» **Written task**:
Copy out every line of the data exactly.

» **Input for this task**:
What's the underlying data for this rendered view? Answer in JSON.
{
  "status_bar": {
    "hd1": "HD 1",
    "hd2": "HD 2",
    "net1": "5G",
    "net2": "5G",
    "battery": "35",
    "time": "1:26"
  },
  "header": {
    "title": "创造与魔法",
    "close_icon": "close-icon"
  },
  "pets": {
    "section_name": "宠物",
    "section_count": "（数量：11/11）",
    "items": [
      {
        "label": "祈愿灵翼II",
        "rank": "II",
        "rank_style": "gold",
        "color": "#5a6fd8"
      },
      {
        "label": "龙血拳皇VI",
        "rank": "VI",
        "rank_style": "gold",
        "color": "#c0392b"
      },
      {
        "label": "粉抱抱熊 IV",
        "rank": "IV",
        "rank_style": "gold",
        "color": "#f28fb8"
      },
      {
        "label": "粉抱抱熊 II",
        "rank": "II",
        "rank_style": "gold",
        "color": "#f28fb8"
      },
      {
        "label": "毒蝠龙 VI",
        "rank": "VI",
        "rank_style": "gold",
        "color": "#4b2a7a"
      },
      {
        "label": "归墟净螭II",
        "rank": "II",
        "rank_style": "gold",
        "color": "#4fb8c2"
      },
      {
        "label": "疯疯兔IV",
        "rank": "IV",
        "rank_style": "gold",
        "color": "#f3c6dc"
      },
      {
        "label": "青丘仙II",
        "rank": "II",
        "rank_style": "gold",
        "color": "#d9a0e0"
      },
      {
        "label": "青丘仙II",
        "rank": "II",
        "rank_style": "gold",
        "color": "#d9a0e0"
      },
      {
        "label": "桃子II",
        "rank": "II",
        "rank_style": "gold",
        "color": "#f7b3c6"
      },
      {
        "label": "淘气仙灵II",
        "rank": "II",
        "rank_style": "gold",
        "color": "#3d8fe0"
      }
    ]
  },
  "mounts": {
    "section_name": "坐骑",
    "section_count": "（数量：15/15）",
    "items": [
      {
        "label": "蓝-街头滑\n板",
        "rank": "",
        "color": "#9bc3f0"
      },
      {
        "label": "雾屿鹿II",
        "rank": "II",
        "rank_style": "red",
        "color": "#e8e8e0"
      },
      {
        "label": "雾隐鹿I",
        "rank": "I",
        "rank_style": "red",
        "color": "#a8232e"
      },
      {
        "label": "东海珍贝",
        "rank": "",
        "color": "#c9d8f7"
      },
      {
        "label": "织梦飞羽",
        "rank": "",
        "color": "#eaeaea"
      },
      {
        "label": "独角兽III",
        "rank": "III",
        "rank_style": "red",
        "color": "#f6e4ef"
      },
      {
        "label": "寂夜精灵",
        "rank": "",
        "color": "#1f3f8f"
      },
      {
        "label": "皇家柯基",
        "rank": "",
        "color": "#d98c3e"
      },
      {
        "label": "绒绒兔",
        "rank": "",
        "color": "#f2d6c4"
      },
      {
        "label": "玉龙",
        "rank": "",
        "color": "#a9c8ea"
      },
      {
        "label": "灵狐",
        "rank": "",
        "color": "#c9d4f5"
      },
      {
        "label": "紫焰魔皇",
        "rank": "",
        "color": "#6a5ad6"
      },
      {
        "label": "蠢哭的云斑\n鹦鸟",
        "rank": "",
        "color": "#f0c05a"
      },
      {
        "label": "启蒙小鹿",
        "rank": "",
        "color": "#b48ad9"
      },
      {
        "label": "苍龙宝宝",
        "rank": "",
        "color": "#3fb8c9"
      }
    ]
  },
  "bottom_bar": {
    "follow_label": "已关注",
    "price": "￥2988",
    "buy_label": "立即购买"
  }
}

» **The response**:
What's the underlying data for this rendered view? Answer in JSON.
{
  "status_bar": {
    "hd1": "HD 1",
    "hd2": "HD 2",
    "net1": "5G",
    "net2": "5G",
    "battery": "35",
    "time": "1:26"
  },
  "header": {
    "title": "创造与魔法",
    "close_icon": "close-icon"
  },
  "pets": {
    "section_name": "宠物",
    "section_count": "（数量：11/11）",
    "items": [
      {
        "label": "祈愿灵翼II",
        "rank": "II",
        "rank_style": "gold",
        "color": "#5a6fd8"
      },
      {
        "label": "龙血拳皇VI",
        "rank": "VI",
        "rank_style": "gold",
        "color": "#c0392b"
      },
      {
        "label": "粉抱抱熊 IV",
        "rank": "IV",
        "rank_style": "gold",
        "color": "#f28fb8"
      },
      {
        "label": "粉抱抱熊 II",
        "rank": "II",
        "rank_style": "gold",
        "color": "#f28fb8"
      },
      {
        "label": "毒蝠龙 VI",
        "rank": "VI",
        "rank_style": "gold",
        "color": "#4b2a7a"
      },
      {
        "label": "归墟净螭II",
        "rank": "II",
        "rank_style": "gold",
        "color": "#4fb8c2"
      },
      {
        "label": "疯疯兔IV",
        "rank": "IV",
        "rank_style": "gold",
        "color": "#f3c6dc"
      },
      {
        "label": "青丘仙II",
        "rank": "II",
        "rank_style": "gold",
        "color": "#d9a0e0"
      },
      {
        "label": "青丘仙II",
        "rank": "II",
        "rank_style": "gold",
        "color": "#d9a0e0"
      },
      {
        "label": "桃子II",
        "rank": "II",
        "rank_style": "gold",
        "color": "#f7b3c6"
      },
      {
        "label": "淘气仙灵II",
        "rank": "II",
        "rank_style": "gold",
        "color": "#3d8fe0"
      }
    ]
  },
  "mounts": {
    "section_name": "坐骑",
    "section_count": "（数量：15/15）",
    "items": [
      {
        "label": "蓝-街头滑\n板",
        "rank": "",
        "color": "#9bc3f0"
      },
      {
        "label": "雾屿鹿II",
        "rank": "II",
        "rank_style": "red",
        "color": "#e8e8e0"
      },
      {
        "label": "雾隐鹿I",
        "rank": "I",
        "rank_style": "red",
        "color": "#a8232e"
      },
      {
        "label": "东海珍贝",
        "rank": "",
        "color": "#c9d8f7"
      },
      {
        "label": "织梦飞羽",
        "rank": "",
        "color": "#eaeaea"
      },
      {
        "label": "独角兽III",
        "rank": "III",
        "rank_style": "red",
        "color": "#f6e4ef"
      },
      {
        "label": "寂夜精灵",
        "rank": "",
        "color": "#1f3f8f"
      },
      {
        "label": "皇家柯基",
        "rank": "",
        "color": "#d98c3e"
      },
      {
        "label": "绒绒兔",
        "rank": "",
        "color": "#f2d6c4"
      },
      {
        "label": "玉龙",
        "rank": "",
        "color": "#a9c8ea"
      },
      {
        "label": "灵狐",
        "rank": "",
        "color": "#c9d4f5"
      },
      {
        "label": "紫焰魔皇",
        "rank": "",
        "color": "#6a5ad6"
      },
      {
        "label": "蠢哭的云斑\n鹦鸟",
        "rank": "",
        "color": "#f0c05a"
      },
      {
        "label": "启蒙小鹿",
        "rank": "",
        "color": "#b48ad9"
      },
      {
        "label": "苍龙宝宝",
        "rank": "",
        "color": "#3fb8c9"
      }
    ]
  },
  "bottom_bar": {
    "follow_label": "已关注",
    "price": "￥2988",
    "buy_label": "立即购买"
  }
}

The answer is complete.